• _What the task asks_
Word for word, copy all the data and drop the pictures.

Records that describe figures
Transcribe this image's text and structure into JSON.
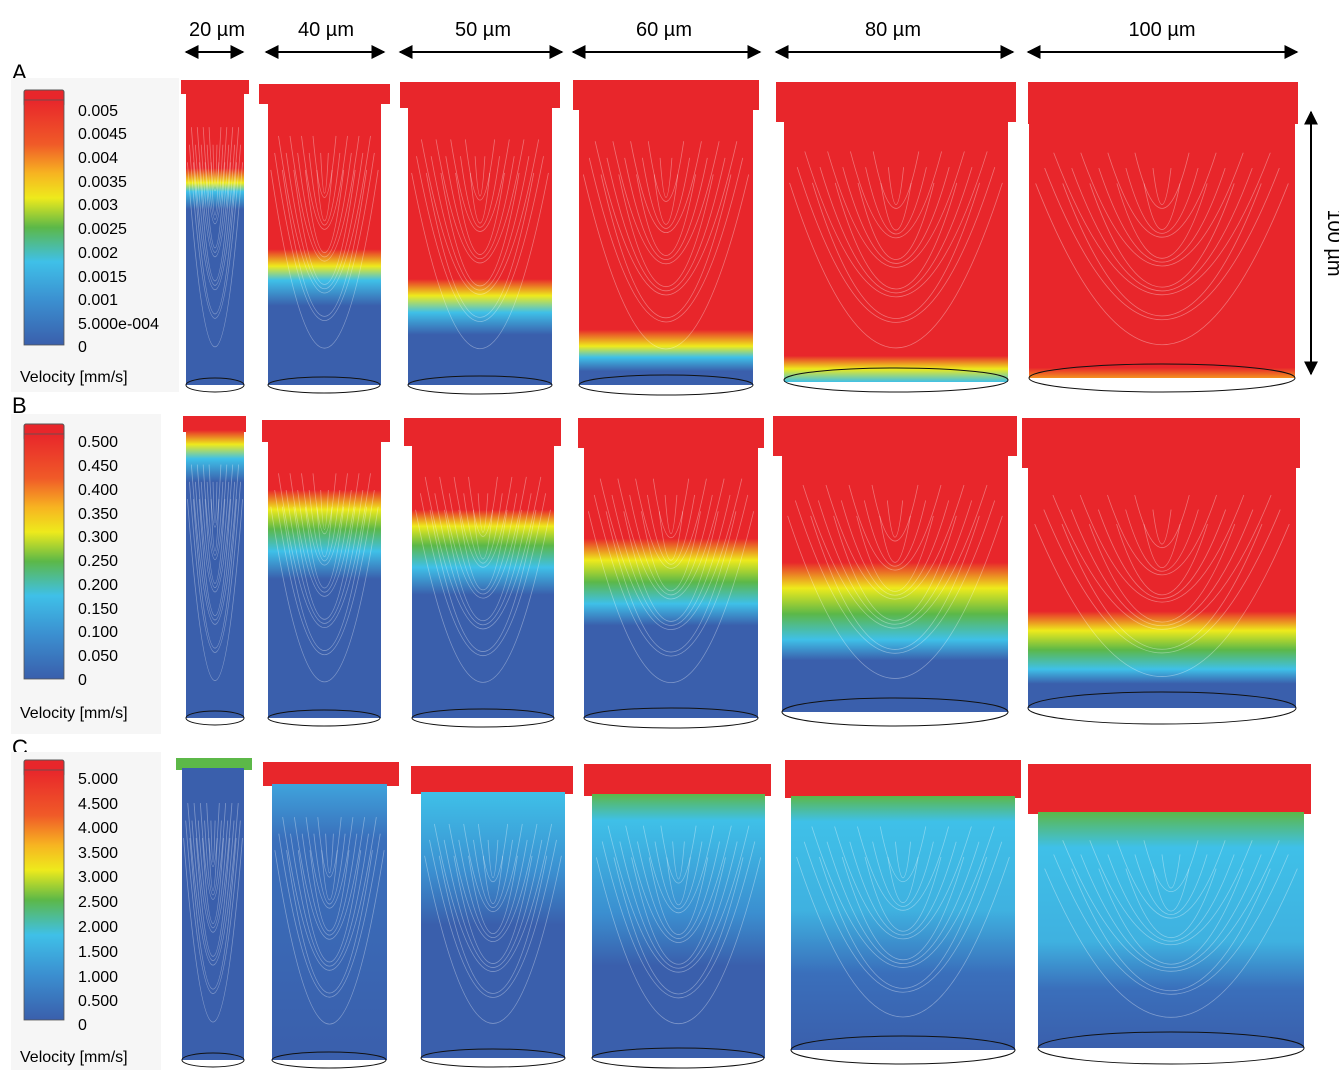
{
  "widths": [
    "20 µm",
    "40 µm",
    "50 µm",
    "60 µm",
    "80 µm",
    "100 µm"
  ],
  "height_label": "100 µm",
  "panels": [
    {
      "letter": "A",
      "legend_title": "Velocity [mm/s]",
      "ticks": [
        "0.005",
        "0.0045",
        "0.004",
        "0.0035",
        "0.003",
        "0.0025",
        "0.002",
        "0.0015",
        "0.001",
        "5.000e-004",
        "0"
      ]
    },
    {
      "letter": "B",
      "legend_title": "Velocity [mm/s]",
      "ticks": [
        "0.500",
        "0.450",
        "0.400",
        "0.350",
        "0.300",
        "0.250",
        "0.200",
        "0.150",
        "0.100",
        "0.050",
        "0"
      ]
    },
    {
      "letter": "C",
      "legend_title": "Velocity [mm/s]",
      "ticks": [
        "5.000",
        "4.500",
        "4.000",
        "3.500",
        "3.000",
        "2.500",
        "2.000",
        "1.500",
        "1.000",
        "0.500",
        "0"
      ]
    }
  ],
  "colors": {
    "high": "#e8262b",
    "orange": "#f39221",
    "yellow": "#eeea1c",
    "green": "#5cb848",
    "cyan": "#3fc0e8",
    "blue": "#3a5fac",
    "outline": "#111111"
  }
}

• _Task answer_
Transcribe this image's text and structure into JSON.
{
  "widths": [
    "20 µm",
    "40 µm",
    "50 µm",
    "60 µm",
    "80 µm",
    "100 µm"
  ],
  "height_label": "100 µm",
  "panels": [
    {
      "letter": "A",
      "legend_title": "Velocity [mm/s]",
      "ticks": [
        "0.005",
        "0.0045",
        "0.004",
        "0.0035",
        "0.003",
        "0.0025",
        "0.002",
        "0.0015",
        "0.001",
        "5.000e-004",
        "0"
      ]
    },
    {
      "letter": "B",
      "legend_title": "Velocity [mm/s]",
      "ticks": [
        "0.500",
        "0.450",
        "0.400",
        "0.350",
        "0.300",
        "0.250",
        "0.200",
        "0.150",
        "0.100",
        "0.050",
        "0"
      ]
    },
    {
      "letter": "C",
      "legend_title": "Velocity [mm/s]",
      "ticks": [
        "5.000",
        "4.500",
        "4.000",
        "3.500",
        "3.000",
        "2.500",
        "2.000",
        "1.500",
        "1.000",
        "0.500",
        "0"
      ]
    }
  ],
  "colors": {
    "high": "#e8262b",
    "orange": "#f39221",
    "yellow": "#eeea1c",
    "green": "#5cb848",
    "cyan": "#3fc0e8",
    "blue": "#3a5fac",
    "outline": "#111111"
  }
}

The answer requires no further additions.